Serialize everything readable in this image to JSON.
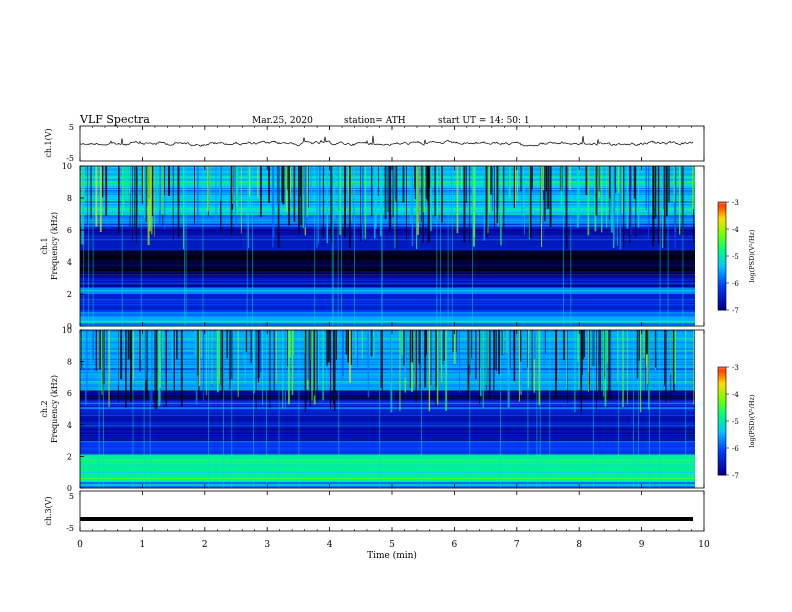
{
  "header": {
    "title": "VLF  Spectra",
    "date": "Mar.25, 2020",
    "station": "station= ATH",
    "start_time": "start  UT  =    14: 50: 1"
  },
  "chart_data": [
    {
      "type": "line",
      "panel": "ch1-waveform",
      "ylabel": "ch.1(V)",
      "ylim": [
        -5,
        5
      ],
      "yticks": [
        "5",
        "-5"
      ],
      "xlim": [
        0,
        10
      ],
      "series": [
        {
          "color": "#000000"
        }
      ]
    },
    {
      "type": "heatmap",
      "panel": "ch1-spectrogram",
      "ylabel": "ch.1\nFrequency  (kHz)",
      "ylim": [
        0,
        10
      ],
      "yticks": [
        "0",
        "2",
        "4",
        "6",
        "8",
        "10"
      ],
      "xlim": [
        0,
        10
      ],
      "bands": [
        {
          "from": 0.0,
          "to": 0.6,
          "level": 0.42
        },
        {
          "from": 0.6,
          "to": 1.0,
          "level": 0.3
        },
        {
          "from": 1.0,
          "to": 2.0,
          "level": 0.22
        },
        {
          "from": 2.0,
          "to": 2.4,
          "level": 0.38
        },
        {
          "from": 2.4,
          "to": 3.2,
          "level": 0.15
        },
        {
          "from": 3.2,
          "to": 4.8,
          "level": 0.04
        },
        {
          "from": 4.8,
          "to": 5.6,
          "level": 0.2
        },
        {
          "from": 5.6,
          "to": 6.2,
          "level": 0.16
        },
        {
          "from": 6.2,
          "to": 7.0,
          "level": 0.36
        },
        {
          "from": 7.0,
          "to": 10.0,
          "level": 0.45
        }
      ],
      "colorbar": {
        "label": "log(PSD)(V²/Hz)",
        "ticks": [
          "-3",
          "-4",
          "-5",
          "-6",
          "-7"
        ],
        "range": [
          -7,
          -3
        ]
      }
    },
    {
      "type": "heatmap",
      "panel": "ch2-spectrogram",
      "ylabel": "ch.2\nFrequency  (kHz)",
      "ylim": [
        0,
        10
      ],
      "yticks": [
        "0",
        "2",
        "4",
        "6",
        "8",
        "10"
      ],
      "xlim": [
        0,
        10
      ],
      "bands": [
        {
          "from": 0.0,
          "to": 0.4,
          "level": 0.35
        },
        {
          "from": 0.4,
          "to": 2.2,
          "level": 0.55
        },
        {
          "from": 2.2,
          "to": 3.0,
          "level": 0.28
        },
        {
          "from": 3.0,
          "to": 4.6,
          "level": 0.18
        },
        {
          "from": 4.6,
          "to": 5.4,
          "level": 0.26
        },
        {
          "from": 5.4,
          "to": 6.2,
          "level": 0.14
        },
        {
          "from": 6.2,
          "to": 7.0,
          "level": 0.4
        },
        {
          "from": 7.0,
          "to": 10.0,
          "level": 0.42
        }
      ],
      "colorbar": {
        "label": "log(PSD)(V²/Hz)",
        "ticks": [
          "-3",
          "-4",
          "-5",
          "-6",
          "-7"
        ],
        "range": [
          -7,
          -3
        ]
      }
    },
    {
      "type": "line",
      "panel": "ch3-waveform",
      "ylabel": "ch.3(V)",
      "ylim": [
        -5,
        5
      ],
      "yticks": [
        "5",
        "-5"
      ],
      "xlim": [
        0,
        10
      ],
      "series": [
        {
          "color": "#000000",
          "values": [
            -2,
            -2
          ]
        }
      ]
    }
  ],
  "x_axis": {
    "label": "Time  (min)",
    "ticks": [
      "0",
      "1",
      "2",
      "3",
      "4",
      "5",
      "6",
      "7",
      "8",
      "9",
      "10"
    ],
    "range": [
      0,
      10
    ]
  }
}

======

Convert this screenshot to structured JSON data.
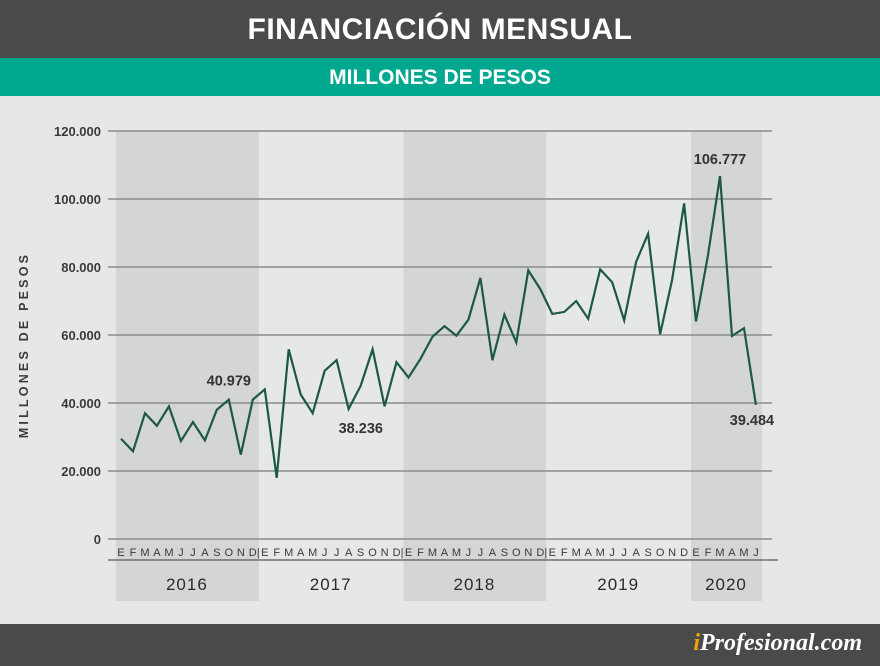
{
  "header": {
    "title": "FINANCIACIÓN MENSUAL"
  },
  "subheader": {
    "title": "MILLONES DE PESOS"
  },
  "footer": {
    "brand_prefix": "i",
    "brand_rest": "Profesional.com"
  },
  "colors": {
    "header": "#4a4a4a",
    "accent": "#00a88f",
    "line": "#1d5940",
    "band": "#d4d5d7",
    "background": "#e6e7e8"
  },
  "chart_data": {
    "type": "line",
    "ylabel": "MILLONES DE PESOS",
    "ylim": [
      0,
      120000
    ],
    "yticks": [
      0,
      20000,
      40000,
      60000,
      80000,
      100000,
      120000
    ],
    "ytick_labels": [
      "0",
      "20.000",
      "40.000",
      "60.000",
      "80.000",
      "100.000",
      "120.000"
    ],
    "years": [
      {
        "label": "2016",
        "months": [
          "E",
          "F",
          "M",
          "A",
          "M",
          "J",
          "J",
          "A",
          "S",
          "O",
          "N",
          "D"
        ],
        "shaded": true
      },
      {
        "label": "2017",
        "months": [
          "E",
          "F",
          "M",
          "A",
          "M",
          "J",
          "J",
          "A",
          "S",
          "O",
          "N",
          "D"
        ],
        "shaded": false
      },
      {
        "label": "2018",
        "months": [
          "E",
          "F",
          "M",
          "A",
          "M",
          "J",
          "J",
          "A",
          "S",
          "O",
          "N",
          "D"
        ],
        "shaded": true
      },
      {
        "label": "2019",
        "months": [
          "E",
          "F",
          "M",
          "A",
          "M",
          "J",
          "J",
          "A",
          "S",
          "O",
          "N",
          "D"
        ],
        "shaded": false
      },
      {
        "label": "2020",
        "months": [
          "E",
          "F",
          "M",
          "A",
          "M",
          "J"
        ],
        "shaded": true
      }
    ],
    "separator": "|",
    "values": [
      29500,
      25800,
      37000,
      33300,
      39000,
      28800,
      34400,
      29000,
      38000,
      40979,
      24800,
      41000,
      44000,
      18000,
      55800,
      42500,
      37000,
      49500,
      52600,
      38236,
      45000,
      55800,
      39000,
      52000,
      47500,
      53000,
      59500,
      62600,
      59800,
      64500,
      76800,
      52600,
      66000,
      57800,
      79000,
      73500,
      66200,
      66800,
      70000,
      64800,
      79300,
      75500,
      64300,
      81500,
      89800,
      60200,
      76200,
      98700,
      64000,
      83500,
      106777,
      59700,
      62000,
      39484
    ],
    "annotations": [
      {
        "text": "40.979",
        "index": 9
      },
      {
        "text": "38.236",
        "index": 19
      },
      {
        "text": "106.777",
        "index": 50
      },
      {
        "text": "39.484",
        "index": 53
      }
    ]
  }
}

======

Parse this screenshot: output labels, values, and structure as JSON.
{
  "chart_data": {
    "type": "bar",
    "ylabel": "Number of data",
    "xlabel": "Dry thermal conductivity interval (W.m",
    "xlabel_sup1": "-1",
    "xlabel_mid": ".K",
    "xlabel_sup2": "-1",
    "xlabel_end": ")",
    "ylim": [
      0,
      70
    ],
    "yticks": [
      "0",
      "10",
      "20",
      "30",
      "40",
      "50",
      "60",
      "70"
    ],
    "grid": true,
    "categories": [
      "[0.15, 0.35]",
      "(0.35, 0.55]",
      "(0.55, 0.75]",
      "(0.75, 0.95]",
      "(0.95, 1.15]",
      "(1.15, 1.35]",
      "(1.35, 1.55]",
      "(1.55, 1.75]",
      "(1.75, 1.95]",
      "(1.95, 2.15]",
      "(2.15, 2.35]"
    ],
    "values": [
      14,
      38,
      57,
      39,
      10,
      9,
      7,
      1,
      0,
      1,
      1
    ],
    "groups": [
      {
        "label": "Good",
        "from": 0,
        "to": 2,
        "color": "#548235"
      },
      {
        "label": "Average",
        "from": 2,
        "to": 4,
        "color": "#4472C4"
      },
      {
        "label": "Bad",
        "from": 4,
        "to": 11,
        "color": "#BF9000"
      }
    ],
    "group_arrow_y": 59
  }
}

======

=== Exercise instructions ===
Extract each line from the entries above that contains the string "JSON".

=== Right answer ===
Serialize everything readable in this image to JSON.
Convert this screenshot to structured JSON data.
Parse this screenshot: output labels, values, and structure as JSON.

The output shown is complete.